• **EXERCISE AIM**:
Gather all lines with "this" from the records.

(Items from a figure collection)

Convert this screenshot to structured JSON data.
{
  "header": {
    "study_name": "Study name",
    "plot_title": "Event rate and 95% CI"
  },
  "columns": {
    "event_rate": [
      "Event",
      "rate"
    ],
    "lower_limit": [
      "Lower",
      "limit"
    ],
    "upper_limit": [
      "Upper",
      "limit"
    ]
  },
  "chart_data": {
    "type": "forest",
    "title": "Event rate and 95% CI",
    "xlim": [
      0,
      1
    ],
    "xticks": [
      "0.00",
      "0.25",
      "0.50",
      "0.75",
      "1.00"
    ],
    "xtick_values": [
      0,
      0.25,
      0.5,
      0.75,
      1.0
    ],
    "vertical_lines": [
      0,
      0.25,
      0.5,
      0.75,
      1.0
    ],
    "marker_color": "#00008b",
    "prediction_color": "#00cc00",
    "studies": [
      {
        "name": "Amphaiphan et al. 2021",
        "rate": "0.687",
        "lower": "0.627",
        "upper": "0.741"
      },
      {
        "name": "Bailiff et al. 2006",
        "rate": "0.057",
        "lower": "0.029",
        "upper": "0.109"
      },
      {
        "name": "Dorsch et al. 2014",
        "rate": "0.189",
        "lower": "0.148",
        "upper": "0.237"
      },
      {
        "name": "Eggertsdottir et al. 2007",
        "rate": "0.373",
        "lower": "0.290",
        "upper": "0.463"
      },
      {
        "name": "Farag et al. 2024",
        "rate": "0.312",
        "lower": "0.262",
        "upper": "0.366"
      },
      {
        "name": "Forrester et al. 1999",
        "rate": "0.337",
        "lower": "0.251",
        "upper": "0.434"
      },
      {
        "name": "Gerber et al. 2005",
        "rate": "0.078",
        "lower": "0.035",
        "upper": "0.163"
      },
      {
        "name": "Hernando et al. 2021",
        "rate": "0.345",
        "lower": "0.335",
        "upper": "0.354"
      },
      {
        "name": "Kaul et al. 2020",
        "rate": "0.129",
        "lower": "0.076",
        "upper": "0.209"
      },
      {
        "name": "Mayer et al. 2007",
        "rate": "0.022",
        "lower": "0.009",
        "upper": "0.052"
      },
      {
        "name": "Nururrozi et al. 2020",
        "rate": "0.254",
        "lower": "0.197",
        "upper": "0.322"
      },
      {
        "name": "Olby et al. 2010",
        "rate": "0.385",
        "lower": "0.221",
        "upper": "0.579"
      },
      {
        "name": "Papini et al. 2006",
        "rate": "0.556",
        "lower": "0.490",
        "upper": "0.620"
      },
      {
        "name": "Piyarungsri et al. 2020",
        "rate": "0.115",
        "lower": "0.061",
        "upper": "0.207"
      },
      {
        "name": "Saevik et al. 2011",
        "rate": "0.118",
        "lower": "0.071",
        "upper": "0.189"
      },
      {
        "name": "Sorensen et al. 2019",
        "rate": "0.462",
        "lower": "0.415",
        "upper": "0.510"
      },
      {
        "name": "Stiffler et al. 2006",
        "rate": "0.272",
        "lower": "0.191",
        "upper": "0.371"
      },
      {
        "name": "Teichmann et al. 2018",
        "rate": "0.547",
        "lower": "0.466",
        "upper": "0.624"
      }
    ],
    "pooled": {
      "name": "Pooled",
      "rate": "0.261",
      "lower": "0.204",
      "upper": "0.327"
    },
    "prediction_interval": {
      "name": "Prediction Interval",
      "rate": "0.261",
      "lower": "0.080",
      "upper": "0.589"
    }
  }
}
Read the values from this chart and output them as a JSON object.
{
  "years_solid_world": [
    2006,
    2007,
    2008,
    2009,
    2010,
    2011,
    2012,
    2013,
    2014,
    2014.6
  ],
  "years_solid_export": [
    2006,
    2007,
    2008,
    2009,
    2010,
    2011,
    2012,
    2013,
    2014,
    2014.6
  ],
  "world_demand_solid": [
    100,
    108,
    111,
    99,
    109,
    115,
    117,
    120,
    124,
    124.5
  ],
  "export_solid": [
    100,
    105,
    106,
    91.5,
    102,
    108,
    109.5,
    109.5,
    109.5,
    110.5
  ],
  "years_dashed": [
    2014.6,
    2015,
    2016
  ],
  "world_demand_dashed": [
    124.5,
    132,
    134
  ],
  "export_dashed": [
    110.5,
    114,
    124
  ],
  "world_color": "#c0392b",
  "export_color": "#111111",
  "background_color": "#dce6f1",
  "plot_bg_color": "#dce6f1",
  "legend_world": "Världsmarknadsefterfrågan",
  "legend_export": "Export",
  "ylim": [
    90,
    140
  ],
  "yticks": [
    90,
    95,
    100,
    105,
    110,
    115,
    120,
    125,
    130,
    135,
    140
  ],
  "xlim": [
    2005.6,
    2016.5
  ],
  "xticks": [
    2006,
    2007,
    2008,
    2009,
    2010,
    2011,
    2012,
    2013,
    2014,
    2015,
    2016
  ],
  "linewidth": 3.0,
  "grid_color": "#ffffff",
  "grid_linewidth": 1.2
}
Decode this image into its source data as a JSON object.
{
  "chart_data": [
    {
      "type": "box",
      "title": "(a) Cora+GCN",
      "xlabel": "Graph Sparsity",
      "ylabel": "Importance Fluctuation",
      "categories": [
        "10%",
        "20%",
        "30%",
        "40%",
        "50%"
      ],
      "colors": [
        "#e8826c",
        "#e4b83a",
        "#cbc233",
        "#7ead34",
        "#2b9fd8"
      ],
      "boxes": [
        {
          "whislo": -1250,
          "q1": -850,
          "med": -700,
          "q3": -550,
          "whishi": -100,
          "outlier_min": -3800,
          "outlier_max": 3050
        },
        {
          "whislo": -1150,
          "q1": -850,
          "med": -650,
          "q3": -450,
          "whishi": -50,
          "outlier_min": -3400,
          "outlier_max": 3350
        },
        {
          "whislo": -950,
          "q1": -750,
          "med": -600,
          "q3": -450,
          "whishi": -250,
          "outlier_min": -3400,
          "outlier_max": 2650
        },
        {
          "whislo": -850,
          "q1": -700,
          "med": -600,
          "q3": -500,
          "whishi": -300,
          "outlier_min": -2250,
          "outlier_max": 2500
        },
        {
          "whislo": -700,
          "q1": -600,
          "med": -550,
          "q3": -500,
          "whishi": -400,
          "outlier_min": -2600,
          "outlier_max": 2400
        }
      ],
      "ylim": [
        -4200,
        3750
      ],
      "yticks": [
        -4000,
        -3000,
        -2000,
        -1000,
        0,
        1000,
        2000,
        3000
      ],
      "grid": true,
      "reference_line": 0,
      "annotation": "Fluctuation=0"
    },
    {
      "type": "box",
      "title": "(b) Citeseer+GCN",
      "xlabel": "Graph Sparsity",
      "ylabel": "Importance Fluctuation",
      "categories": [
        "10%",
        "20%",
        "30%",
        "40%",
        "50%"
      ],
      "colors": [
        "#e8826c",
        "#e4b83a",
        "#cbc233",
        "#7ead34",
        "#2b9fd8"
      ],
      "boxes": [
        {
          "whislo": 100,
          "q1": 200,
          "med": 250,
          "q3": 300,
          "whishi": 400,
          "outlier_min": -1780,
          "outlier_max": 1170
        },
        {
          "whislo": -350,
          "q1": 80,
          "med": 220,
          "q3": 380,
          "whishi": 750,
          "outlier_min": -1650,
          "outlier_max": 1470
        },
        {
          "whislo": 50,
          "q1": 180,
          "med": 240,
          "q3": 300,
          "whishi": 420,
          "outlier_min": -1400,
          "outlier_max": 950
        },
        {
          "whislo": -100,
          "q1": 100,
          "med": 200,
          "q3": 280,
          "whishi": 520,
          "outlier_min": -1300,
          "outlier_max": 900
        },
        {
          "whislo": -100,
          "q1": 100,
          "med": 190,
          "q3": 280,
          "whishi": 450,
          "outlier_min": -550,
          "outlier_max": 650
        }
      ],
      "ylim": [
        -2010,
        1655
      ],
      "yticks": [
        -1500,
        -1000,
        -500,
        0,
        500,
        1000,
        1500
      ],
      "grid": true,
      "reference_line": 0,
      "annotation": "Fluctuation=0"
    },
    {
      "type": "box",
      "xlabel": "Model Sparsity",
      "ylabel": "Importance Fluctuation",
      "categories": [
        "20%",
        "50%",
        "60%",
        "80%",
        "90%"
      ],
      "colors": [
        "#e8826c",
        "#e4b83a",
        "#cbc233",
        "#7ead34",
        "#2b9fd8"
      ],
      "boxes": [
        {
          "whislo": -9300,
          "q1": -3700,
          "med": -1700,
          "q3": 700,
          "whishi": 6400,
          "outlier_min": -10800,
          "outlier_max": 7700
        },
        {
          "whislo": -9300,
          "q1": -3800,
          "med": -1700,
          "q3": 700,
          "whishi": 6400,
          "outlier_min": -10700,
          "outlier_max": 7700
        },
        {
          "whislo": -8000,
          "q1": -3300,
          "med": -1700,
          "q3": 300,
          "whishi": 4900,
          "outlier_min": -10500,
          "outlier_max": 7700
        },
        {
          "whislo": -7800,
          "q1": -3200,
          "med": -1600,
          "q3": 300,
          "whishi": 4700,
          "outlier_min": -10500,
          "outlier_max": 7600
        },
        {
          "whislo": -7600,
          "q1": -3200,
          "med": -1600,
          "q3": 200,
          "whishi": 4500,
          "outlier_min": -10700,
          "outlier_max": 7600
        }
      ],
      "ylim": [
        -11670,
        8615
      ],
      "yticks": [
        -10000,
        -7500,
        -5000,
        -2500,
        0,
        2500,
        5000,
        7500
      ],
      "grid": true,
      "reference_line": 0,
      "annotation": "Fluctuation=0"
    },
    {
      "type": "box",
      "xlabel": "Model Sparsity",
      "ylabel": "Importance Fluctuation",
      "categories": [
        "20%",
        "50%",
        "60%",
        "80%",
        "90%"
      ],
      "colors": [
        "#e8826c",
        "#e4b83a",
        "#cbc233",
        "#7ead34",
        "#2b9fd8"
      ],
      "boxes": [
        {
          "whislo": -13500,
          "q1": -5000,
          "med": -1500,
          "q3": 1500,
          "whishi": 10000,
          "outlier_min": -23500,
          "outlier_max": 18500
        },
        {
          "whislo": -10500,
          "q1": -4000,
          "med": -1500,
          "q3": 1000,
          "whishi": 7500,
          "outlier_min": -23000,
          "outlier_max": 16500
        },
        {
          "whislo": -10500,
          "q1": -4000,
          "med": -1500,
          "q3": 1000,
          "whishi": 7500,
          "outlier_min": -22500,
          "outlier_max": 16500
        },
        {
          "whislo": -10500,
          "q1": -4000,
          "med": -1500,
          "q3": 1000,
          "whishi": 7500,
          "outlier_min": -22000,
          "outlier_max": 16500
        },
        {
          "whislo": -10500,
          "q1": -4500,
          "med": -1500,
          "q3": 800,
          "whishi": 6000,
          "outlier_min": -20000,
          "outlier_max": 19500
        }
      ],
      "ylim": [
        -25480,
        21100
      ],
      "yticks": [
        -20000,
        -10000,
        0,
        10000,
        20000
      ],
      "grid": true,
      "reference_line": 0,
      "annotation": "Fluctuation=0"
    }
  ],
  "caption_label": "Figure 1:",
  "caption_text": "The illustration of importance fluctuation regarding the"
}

• **EXERCISE RESULT**:
Convert this screenshot to structured JSON data.
Read the values from this chart and output them as a JSON object.
Decode this image into its source data as a JSON object.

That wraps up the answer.